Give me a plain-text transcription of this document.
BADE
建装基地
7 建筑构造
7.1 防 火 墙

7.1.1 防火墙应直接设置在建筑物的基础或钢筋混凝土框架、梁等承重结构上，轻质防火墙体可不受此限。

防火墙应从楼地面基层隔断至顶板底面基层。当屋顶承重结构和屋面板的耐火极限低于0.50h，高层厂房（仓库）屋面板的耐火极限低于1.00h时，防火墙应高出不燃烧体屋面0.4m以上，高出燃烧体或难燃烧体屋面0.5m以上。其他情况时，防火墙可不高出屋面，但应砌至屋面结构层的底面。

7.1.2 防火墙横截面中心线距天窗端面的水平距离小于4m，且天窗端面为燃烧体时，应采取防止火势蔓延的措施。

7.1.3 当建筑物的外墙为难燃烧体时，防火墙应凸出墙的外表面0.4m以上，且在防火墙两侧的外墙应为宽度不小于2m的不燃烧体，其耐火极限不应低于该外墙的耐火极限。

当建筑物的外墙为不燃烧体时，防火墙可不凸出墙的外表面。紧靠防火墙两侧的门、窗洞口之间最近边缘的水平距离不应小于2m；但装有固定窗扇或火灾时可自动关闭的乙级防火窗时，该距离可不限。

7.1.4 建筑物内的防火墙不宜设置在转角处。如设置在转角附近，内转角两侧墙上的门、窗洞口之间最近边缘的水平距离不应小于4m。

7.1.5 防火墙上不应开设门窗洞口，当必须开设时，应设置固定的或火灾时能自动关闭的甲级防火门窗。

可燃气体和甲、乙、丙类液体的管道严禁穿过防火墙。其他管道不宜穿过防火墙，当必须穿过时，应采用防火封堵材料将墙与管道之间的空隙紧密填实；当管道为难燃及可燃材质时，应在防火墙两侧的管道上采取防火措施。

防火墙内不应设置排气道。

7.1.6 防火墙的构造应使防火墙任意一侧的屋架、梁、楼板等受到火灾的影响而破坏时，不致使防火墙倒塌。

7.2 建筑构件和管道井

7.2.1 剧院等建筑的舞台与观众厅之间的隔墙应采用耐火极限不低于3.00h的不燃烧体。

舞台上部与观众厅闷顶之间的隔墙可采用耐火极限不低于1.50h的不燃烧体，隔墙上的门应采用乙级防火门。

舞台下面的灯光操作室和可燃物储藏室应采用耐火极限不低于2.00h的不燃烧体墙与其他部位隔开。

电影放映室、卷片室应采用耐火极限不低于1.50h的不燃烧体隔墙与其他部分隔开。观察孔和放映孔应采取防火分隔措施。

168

● ● ● ● ● ● ●

TO BE DONE: Output the listing above word for word.

TASK RESULT:
Give me a plain-text transcription of this document.
BADE
建装基地
7 建筑构造
7.1 防 火 墙

7.1.1 防火墙应直接设置在建筑物的基础或钢筋混凝土框架、梁等承重结构上，轻质防火墙体可不受此限。

防火墙应从楼地面基层隔断至顶板底面基层。当屋顶承重结构和屋面板的耐火极限低于0.50h，高层厂房（仓库）屋面板的耐火极限低于1.00h时，防火墙应高出不燃烧体屋面0.4m以上，高出燃烧体或难燃烧体屋面0.5m以上。其他情况时，防火墙可不高出屋面，但应砌至屋面结构层的底面。

7.1.2 防火墙横截面中心线距天窗端面的水平距离小于4m，且天窗端面为燃烧体时，应采取防止火势蔓延的措施。

7.1.3 当建筑物的外墙为难燃烧体时，防火墙应凸出墙的外表面0.4m以上，且在防火墙两侧的外墙应为宽度不小于2m的不燃烧体，其耐火极限不应低于该外墙的耐火极限。

当建筑物的外墙为不燃烧体时，防火墙可不凸出墙的外表面。紧靠防火墙两侧的门、窗洞口之间最近边缘的水平距离不应小于2m；但装有固定窗扇或火灾时可自动关闭的乙级防火窗时，该距离可不限。

7.1.4 建筑物内的防火墙不宜设置在转角处。如设置在转角附近，内转角两侧墙上的门、窗洞口之间最近边缘的水平距离不应小于4m。

7.1.5 防火墙上不应开设门窗洞口，当必须开设时，应设置固定的或火灾时能自动关闭的甲级防火门窗。

可燃气体和甲、乙、丙类液体的管道严禁穿过防火墙。其他管道不宜穿过防火墙，当必须穿过时，应采用防火封堵材料将墙与管道之间的空隙紧密填实；当管道为难燃及可燃材质时，应在防火墙两侧的管道上采取防火措施。

防火墙内不应设置排气道。

7.1.6 防火墙的构造应使防火墙任意一侧的屋架、梁、楼板等受到火灾的影响而破坏时，不致使防火墙倒塌。

7.2 建筑构件和管道井

7.2.1 剧院等建筑的舞台与观众厅之间的隔墙应采用耐火极限不低于3.00h的不燃烧体。

舞台上部与观众厅闷顶之间的隔墙可采用耐火极限不低于1.50h的不燃烧体，隔墙上的门应采用乙级防火门。

舞台下面的灯光操作室和可燃物储藏室应采用耐火极限不低于2.00h的不燃烧体墙与其他部位隔开。

电影放映室、卷片室应采用耐火极限不低于1.50h的不燃烧体隔墙与其他部分隔开。观察孔和放映孔应采取防火分隔措施。

168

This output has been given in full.